STATED EXERCISE 1
In the passage on Captain Blood, what platform was the game released for in France?
STATED EXERCISE 2
List each description of the game that the passage on Captain Blood quotes from the French magazine SVM.

DOCUMENT SEGMENT
---
Released for the Atari ST in France just in time for the Christmas of 1987, Captain Blood certainly was, whatever else you could say about it, a bold artistic gambit. The French gaming magazine SVM talked it up if anything even more than Ulrich himself, declaring it “a masterpiece,” “the most beautiful game in the world,” the herald of a new generation of games “where narrative sense and programming talent are at the service of a new art.” This sort of stilted grandiosity — sounding, at least when translated into English, a bit like some of the symbolic dialogs you had with the aliens in Captain Blood — would become one of the international hallmarks of a French gaming culture that was just beginning to break out beyond the country’s borders. Captain Blood became the first poster child for what Philippe Ulrich himself would later dub “the French Touch”: “Our games didn’t have the excellent gameplay of original English-language games, but graphically, their aesthetics were superior.”
---
GIVEN RECORDS
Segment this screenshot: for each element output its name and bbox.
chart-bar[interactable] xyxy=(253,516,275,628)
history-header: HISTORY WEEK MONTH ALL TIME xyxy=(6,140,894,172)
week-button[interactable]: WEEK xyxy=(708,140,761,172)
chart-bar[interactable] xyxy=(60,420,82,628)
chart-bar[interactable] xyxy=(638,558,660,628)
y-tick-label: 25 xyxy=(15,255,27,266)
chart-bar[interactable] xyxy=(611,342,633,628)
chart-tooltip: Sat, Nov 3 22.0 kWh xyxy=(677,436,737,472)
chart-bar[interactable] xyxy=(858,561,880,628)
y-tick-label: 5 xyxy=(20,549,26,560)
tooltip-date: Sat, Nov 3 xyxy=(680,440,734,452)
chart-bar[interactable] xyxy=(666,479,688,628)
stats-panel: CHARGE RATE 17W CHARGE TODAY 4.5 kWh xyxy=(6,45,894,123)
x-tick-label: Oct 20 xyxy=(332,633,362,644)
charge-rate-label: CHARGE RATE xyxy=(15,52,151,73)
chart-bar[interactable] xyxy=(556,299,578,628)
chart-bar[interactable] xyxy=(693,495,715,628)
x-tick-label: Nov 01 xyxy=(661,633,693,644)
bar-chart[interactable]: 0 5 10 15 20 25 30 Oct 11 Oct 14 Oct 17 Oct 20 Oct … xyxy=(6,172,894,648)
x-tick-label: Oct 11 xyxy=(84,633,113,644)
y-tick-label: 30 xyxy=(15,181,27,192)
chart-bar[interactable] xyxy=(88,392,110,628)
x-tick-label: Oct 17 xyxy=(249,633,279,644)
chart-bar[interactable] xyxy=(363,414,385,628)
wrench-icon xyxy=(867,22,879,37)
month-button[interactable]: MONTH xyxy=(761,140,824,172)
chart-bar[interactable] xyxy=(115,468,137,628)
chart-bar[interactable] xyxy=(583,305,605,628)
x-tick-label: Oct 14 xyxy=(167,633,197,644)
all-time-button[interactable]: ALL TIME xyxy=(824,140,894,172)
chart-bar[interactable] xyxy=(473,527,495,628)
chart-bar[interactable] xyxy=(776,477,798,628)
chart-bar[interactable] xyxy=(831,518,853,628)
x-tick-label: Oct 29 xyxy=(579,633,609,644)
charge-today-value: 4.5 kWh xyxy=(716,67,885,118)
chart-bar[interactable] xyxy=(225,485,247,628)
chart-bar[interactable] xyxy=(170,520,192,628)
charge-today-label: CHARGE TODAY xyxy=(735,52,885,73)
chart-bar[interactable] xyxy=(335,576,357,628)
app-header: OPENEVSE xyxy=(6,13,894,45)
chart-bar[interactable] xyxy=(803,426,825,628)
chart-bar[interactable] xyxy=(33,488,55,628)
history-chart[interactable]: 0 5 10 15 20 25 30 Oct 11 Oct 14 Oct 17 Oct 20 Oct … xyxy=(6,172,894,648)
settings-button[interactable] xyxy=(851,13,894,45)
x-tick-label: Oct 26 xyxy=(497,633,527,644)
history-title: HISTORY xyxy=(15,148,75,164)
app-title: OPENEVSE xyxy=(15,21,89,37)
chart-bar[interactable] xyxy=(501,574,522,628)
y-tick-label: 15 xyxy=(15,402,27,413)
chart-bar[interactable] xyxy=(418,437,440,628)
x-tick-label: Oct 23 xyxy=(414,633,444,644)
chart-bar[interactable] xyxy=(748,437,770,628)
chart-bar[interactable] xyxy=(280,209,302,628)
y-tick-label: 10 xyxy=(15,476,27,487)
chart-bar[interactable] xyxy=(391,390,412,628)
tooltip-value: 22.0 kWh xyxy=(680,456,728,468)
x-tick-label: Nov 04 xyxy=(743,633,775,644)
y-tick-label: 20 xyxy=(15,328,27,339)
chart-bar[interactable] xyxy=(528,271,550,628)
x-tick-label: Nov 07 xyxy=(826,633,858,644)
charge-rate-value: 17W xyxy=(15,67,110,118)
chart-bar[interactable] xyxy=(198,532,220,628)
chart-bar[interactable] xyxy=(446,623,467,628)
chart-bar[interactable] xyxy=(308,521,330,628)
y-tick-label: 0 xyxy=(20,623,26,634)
---
EXERCISE SOLUTION 1
The Atari ST.

EXERCISE SOLUTION 2
- "a masterpiece"
- "the most beautiful game in the world"
- the herald of a new generation of games "where narrative sense and programming talent are at the service of a new art"